[Directions]: Note each line of the listing that contains the string "name", and copy it.

● ● ●

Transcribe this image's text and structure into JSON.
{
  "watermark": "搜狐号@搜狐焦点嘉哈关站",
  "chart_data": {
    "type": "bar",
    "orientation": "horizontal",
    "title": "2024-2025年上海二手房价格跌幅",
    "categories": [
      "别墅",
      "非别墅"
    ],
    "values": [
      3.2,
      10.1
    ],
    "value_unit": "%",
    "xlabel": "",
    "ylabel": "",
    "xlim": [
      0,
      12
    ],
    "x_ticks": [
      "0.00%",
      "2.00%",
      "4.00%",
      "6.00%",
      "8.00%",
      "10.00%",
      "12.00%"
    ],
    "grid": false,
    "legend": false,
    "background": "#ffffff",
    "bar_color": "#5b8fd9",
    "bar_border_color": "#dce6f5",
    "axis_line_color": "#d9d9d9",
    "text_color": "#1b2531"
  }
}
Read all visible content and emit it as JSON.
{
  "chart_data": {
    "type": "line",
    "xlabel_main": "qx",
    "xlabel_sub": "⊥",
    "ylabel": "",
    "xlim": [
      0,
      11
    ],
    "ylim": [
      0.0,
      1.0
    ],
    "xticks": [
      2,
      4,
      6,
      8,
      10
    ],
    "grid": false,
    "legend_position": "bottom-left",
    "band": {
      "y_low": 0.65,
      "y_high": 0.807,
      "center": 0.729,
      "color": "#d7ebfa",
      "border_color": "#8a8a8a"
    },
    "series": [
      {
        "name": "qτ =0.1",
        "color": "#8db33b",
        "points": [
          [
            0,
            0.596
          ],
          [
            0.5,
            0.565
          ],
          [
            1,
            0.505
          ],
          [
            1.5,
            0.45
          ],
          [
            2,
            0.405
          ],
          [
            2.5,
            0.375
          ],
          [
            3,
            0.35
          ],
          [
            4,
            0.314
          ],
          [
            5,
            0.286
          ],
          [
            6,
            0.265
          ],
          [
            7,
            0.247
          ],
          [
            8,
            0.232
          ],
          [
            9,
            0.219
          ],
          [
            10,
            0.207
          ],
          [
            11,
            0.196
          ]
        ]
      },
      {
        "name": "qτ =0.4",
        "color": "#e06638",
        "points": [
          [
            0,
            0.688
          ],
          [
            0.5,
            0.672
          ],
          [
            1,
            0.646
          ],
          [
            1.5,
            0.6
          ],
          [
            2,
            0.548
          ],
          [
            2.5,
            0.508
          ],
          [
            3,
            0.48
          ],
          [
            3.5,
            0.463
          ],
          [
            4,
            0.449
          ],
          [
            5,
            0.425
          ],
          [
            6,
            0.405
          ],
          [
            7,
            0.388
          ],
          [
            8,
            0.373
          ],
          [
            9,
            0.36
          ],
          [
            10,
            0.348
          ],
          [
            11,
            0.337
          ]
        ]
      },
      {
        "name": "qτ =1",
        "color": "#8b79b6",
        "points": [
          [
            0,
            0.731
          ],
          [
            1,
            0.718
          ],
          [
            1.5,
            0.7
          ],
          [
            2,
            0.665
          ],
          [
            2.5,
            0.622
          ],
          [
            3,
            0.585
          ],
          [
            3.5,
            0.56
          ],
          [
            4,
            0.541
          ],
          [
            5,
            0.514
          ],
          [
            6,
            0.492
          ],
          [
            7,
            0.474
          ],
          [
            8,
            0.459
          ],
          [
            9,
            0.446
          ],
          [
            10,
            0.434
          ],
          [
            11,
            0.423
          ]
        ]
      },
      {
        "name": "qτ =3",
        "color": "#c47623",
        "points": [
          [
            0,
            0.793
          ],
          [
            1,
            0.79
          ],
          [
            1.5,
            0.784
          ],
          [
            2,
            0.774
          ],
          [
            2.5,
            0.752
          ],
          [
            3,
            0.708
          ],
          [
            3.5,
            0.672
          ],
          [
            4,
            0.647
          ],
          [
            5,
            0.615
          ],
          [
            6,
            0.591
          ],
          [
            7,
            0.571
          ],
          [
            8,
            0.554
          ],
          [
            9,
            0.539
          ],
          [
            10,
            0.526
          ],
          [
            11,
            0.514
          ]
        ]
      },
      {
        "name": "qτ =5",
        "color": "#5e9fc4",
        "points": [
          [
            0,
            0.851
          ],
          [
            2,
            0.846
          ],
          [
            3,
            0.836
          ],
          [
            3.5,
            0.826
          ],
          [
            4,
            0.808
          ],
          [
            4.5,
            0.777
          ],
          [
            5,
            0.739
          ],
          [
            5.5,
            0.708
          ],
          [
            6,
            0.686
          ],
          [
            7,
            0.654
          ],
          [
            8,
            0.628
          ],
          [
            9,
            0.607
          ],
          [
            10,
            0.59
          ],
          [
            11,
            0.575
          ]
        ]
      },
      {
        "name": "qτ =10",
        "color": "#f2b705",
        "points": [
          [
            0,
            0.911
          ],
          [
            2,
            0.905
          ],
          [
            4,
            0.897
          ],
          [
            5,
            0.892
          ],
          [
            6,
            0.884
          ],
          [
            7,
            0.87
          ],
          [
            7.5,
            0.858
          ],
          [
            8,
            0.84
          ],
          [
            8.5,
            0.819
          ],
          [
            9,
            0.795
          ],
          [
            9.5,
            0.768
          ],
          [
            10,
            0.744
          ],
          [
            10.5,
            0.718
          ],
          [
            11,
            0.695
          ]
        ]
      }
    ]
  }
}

● ● ●

[Solution to this problem]:
        "name": "qτ =0.1",
        "name": "qτ =0.4",
        "name": "qτ =1",
        "name": "qτ =3",
        "name": "qτ =5",
        "name": "qτ =10",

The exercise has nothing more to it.